— start of Given entries —

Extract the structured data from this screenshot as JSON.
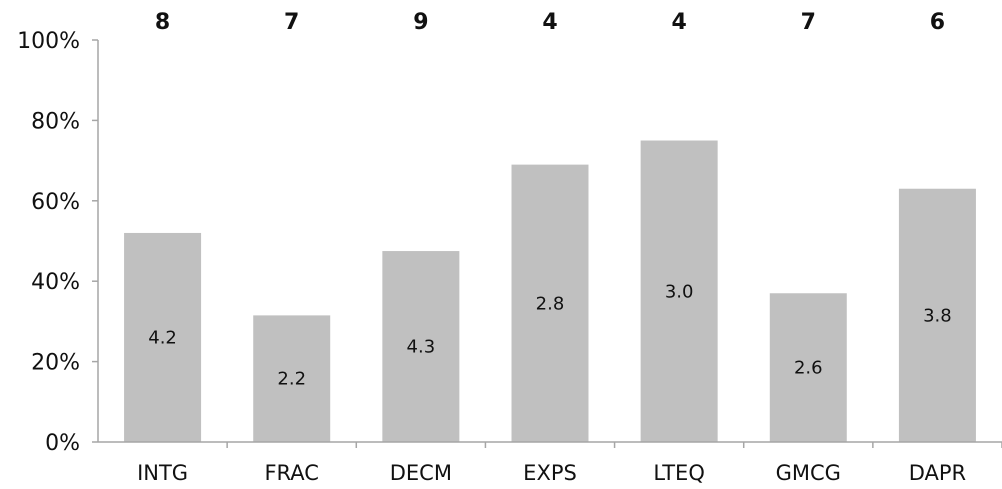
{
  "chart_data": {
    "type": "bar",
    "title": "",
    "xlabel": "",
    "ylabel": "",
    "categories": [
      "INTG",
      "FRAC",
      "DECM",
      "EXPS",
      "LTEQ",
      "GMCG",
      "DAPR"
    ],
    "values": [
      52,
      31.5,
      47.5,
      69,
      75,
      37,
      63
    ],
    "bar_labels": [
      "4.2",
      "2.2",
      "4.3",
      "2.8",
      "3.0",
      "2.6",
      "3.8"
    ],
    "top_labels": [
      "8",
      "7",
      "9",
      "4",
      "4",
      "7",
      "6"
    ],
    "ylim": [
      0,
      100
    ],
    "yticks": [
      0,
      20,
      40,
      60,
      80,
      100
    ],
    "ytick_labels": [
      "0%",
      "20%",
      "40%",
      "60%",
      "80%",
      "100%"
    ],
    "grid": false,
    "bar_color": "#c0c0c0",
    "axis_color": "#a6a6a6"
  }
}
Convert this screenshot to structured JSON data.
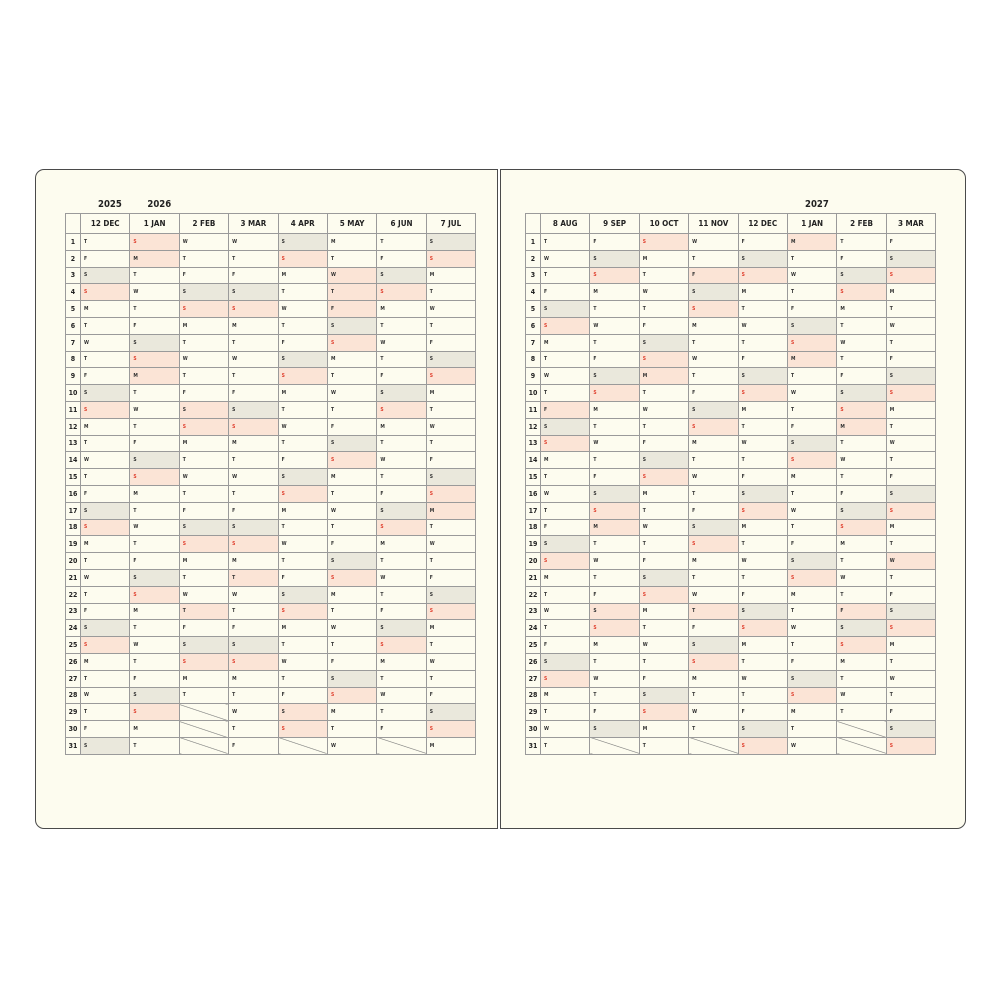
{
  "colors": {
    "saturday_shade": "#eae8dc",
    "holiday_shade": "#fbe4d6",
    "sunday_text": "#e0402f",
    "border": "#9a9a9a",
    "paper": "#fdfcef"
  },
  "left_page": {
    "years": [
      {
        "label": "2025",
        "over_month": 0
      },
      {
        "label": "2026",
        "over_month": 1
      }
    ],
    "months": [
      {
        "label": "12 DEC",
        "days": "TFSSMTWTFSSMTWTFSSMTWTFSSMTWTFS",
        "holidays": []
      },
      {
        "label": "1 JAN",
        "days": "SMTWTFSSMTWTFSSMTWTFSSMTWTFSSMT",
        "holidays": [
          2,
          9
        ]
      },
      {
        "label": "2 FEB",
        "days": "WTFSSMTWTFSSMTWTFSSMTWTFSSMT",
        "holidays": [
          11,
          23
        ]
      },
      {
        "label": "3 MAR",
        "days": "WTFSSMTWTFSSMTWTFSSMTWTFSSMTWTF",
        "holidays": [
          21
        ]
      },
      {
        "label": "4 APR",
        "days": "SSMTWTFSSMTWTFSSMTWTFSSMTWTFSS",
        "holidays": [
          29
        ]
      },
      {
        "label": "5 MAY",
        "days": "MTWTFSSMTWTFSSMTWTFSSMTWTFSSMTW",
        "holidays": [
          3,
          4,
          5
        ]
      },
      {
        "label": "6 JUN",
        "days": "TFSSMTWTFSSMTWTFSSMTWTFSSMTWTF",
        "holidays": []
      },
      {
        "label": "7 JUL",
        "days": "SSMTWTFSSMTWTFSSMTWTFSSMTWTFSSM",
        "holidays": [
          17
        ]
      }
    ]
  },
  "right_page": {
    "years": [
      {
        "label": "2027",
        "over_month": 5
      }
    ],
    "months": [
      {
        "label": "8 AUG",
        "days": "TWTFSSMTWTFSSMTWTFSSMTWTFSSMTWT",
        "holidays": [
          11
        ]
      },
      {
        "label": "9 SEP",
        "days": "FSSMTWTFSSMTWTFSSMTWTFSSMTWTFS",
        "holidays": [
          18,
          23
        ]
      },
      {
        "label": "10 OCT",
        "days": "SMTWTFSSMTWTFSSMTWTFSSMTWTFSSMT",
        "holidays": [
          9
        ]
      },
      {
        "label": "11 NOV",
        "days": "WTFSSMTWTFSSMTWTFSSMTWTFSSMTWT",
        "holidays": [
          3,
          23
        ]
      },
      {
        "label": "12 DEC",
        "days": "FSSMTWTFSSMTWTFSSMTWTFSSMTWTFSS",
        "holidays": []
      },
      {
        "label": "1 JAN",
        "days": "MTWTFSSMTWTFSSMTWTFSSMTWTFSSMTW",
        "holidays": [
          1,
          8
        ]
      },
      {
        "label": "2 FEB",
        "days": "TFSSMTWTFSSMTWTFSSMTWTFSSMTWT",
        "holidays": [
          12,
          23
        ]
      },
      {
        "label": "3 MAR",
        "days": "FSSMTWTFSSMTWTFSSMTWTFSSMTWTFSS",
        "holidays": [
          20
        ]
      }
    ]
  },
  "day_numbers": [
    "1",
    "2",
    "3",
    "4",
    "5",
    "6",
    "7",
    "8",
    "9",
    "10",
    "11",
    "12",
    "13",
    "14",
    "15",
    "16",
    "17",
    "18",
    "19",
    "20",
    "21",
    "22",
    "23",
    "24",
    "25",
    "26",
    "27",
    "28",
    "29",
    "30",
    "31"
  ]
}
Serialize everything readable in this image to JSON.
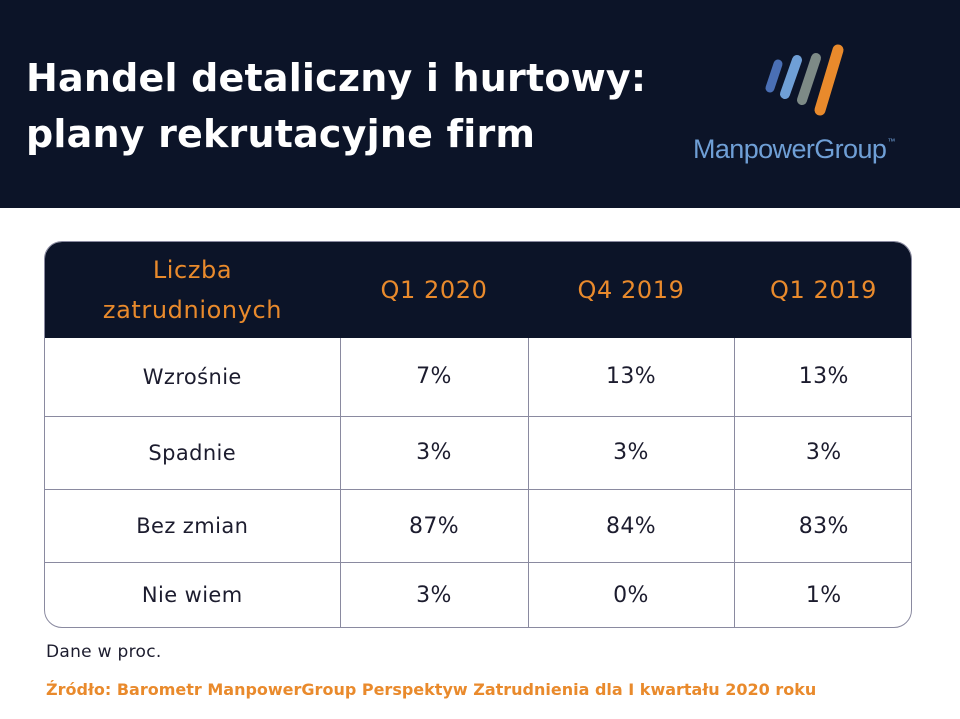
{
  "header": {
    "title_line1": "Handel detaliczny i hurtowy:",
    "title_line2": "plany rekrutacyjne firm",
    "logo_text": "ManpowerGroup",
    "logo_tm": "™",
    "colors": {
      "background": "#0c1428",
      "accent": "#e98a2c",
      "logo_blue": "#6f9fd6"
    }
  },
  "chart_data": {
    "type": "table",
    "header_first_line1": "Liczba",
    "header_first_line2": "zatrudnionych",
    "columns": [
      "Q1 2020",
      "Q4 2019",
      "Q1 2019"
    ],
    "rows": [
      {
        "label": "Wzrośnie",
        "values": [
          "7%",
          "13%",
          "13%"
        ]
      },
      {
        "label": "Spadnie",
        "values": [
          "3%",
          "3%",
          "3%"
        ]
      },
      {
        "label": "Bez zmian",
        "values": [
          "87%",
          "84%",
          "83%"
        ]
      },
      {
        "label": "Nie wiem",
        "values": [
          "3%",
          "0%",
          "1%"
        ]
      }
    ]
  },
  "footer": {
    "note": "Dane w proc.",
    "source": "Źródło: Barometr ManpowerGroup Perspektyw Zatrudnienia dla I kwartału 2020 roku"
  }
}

— end of Given entries —

→ **Problem description**: Select the lines from the entries that include the word "ManpowerGroup".

→ **Written answer**:
    "logo_text": "ManpowerGroup",
    "source": "Źródło: Barometr ManpowerGroup Perspektyw Zatrudnienia dla I kwartału 2020 roku"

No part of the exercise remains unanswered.